◆ **The exercise**:
Find the lines containing the word "可用于医疗器材" and copy every one of them.
####################
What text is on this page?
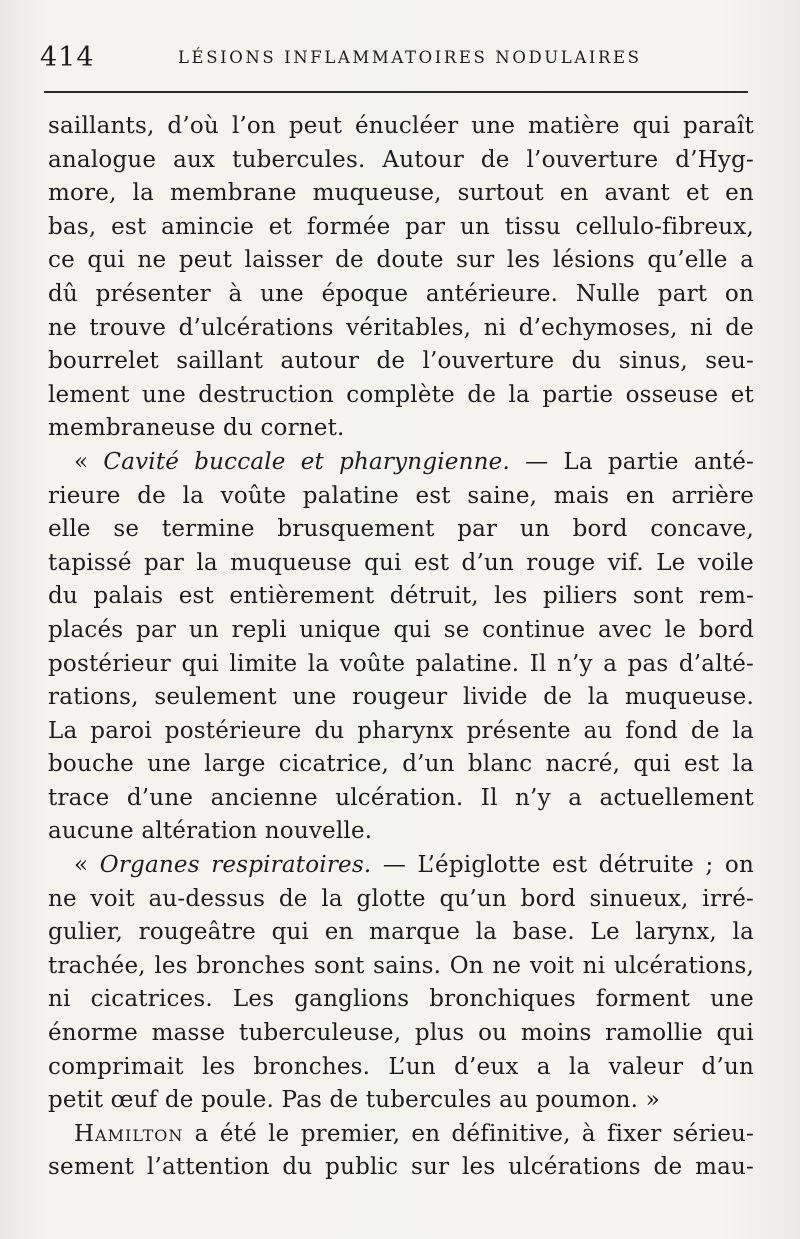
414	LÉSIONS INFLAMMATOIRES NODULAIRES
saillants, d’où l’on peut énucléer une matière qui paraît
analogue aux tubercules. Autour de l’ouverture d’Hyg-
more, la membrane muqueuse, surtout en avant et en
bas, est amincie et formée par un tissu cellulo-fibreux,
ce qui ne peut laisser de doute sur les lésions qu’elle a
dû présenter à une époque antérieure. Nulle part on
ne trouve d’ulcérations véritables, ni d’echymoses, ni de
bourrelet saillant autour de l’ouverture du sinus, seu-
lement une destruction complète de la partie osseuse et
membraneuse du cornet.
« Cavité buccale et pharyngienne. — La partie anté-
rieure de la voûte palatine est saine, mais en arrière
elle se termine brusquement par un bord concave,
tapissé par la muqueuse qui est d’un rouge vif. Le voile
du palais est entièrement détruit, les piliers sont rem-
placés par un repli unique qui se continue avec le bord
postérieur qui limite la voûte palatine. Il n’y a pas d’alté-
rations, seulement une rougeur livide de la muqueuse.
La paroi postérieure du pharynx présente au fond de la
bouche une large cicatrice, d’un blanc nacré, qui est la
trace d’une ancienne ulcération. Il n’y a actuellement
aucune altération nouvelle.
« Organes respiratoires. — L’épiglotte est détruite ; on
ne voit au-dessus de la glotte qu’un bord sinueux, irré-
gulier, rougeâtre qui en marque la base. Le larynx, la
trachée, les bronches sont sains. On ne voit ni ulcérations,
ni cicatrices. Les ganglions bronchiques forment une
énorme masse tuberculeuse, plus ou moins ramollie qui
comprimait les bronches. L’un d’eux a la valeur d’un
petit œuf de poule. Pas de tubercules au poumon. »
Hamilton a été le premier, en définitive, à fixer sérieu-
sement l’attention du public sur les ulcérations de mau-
####################
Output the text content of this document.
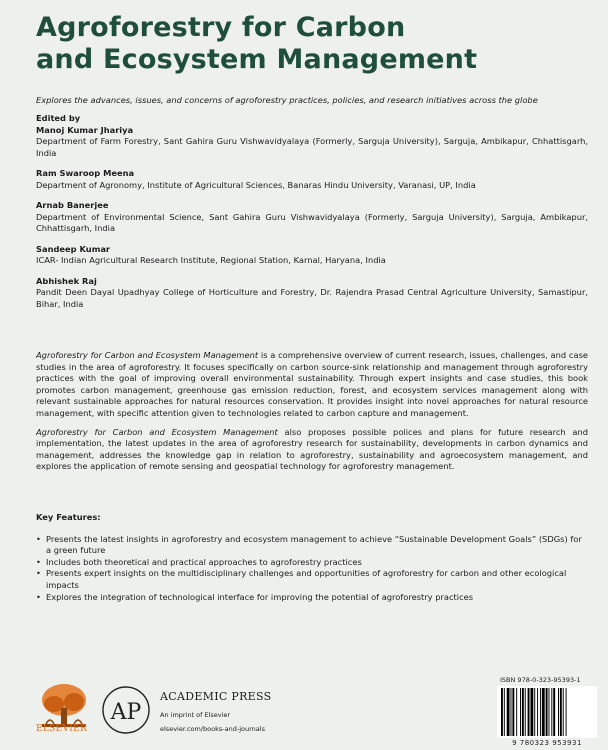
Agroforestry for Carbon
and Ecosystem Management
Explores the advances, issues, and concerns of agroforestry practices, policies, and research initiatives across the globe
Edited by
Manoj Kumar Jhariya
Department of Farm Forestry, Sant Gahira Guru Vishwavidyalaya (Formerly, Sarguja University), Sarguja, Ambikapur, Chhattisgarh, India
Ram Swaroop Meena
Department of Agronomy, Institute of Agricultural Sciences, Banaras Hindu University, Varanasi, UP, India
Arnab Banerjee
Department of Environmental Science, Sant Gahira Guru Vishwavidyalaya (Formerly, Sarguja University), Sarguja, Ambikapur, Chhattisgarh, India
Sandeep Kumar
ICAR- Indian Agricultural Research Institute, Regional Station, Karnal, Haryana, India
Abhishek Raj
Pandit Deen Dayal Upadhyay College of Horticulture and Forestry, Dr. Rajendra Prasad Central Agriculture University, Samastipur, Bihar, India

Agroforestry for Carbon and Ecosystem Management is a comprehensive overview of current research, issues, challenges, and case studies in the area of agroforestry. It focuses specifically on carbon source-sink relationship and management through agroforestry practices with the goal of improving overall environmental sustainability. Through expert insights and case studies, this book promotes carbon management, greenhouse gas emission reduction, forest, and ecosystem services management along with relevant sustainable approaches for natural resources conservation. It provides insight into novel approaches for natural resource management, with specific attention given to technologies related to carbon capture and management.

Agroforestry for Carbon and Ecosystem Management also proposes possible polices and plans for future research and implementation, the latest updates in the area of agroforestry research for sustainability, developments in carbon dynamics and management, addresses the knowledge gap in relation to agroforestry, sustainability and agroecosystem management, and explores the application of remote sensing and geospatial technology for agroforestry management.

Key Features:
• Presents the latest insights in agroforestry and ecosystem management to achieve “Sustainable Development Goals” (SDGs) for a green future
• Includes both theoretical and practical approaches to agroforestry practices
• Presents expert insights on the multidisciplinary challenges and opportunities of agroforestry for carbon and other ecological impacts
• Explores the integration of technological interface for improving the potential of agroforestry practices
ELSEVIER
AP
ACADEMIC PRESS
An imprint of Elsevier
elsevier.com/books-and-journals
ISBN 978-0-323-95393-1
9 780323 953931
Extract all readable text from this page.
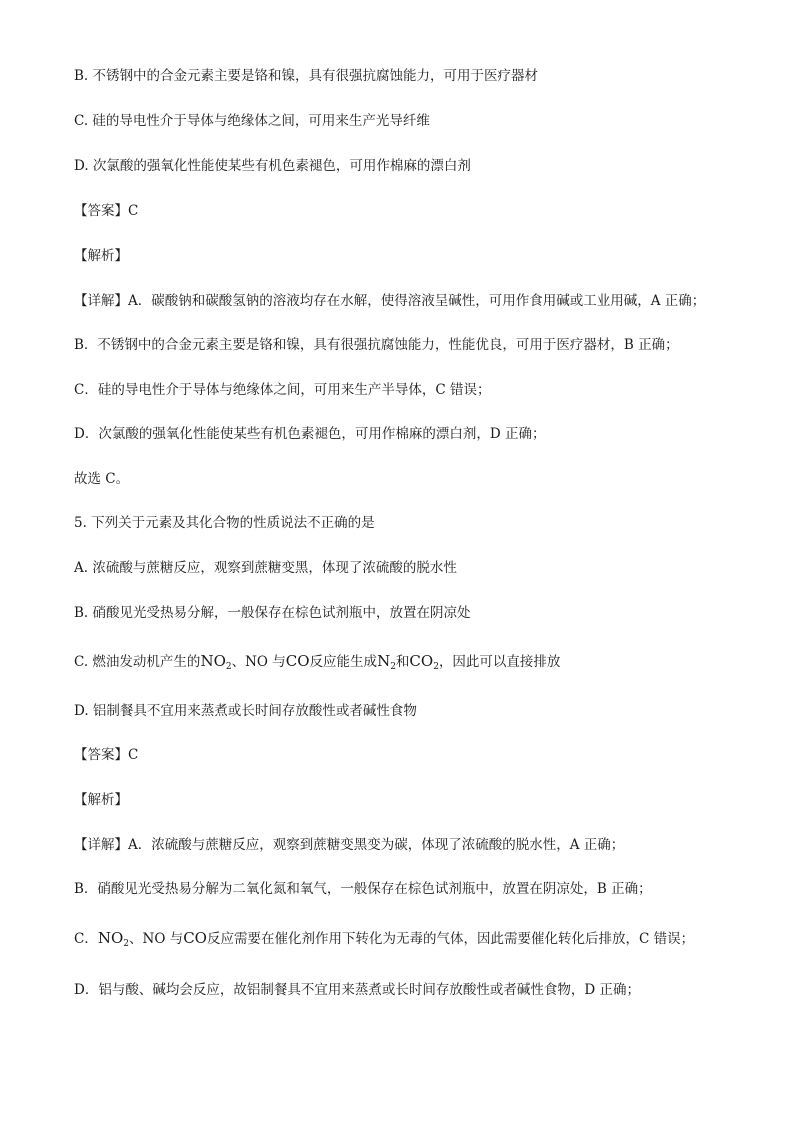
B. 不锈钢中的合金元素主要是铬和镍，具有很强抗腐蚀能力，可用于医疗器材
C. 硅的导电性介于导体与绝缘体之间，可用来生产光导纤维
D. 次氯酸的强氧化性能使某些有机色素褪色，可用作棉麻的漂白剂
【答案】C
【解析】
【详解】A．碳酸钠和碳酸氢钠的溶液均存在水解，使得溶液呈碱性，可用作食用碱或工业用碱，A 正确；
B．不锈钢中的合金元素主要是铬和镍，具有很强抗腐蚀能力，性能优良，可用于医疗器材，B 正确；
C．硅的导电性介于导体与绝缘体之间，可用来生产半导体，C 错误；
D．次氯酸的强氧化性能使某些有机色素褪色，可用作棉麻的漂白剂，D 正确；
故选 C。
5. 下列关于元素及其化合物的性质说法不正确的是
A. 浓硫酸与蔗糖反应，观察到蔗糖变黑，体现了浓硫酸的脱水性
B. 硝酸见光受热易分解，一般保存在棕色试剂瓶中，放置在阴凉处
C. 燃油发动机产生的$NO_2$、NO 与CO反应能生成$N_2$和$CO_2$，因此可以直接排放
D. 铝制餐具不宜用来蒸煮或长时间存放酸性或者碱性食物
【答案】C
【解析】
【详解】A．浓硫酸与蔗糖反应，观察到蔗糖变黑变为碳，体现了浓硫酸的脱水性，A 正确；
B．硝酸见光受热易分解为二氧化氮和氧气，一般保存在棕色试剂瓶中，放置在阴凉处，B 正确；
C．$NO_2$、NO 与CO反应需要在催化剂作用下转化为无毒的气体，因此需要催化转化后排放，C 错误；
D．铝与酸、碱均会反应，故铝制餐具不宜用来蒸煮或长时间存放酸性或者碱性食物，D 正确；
####################
◆ **Task answer**:
B. 不锈钢中的合金元素主要是铬和镍，具有很强抗腐蚀能力，可用于医疗器材
B．不锈钢中的合金元素主要是铬和镍，具有很强抗腐蚀能力，性能优良，可用于医疗器材，B 正确；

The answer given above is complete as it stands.